**DATASET RECORDS:**
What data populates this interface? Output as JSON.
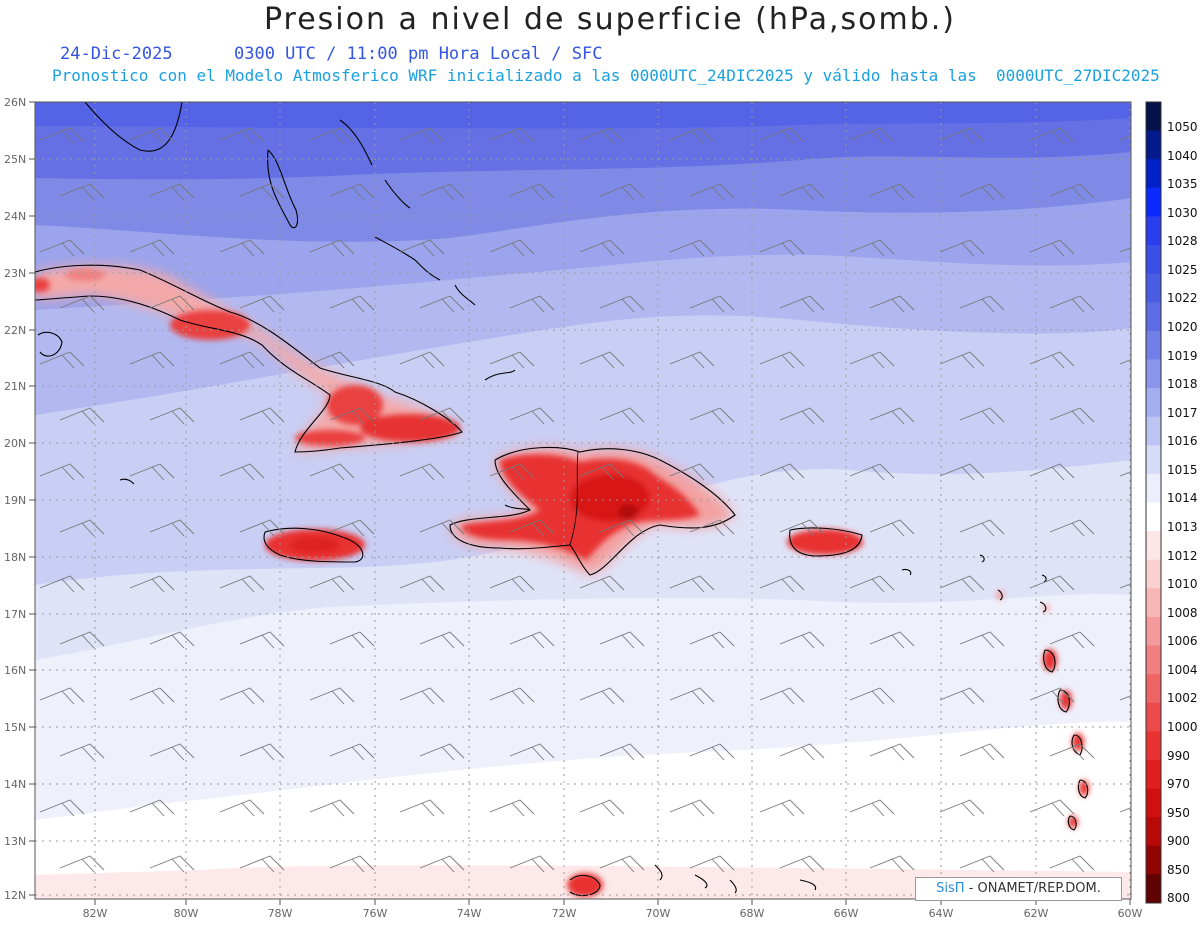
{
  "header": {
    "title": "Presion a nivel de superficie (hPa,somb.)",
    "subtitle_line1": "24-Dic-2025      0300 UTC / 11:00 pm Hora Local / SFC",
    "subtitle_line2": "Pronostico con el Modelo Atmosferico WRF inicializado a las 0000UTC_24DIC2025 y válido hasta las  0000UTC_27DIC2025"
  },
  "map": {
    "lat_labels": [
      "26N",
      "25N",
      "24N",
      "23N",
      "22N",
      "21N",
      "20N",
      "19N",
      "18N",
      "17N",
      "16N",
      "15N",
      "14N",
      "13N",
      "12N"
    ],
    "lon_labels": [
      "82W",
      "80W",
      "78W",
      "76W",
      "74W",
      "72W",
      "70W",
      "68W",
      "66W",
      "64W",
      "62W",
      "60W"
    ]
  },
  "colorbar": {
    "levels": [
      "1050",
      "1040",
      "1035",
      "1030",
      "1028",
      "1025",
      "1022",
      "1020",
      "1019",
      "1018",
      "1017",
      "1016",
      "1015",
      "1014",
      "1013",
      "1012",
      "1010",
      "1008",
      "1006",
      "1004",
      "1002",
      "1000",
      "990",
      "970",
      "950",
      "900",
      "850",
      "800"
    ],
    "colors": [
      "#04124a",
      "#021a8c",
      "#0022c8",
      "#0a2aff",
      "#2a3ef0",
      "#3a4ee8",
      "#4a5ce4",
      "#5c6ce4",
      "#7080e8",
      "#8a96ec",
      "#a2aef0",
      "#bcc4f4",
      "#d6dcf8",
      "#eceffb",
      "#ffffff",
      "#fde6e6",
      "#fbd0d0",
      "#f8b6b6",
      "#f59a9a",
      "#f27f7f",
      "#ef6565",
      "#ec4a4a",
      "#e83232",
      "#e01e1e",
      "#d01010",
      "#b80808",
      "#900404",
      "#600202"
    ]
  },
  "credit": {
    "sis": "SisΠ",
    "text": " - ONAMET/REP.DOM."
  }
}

**GIVEN TASK:**
Reproduce all entries exactly. Pictures do not belong in the copy.

**EXERCISE OUTPUT:**
What data populates this interface? Output as JSON.
{
  "header": {
    "title": "Presion a nivel de superficie (hPa,somb.)",
    "subtitle_line1": "24-Dic-2025      0300 UTC / 11:00 pm Hora Local / SFC",
    "subtitle_line2": "Pronostico con el Modelo Atmosferico WRF inicializado a las 0000UTC_24DIC2025 y válido hasta las  0000UTC_27DIC2025"
  },
  "map": {
    "lat_labels": [
      "26N",
      "25N",
      "24N",
      "23N",
      "22N",
      "21N",
      "20N",
      "19N",
      "18N",
      "17N",
      "16N",
      "15N",
      "14N",
      "13N",
      "12N"
    ],
    "lon_labels": [
      "82W",
      "80W",
      "78W",
      "76W",
      "74W",
      "72W",
      "70W",
      "68W",
      "66W",
      "64W",
      "62W",
      "60W"
    ]
  },
  "colorbar": {
    "levels": [
      "1050",
      "1040",
      "1035",
      "1030",
      "1028",
      "1025",
      "1022",
      "1020",
      "1019",
      "1018",
      "1017",
      "1016",
      "1015",
      "1014",
      "1013",
      "1012",
      "1010",
      "1008",
      "1006",
      "1004",
      "1002",
      "1000",
      "990",
      "970",
      "950",
      "900",
      "850",
      "800"
    ],
    "colors": [
      "#04124a",
      "#021a8c",
      "#0022c8",
      "#0a2aff",
      "#2a3ef0",
      "#3a4ee8",
      "#4a5ce4",
      "#5c6ce4",
      "#7080e8",
      "#8a96ec",
      "#a2aef0",
      "#bcc4f4",
      "#d6dcf8",
      "#eceffb",
      "#ffffff",
      "#fde6e6",
      "#fbd0d0",
      "#f8b6b6",
      "#f59a9a",
      "#f27f7f",
      "#ef6565",
      "#ec4a4a",
      "#e83232",
      "#e01e1e",
      "#d01010",
      "#b80808",
      "#900404",
      "#600202"
    ]
  },
  "credit": {
    "sis": "SisΠ",
    "text": " - ONAMET/REP.DOM."
  }
}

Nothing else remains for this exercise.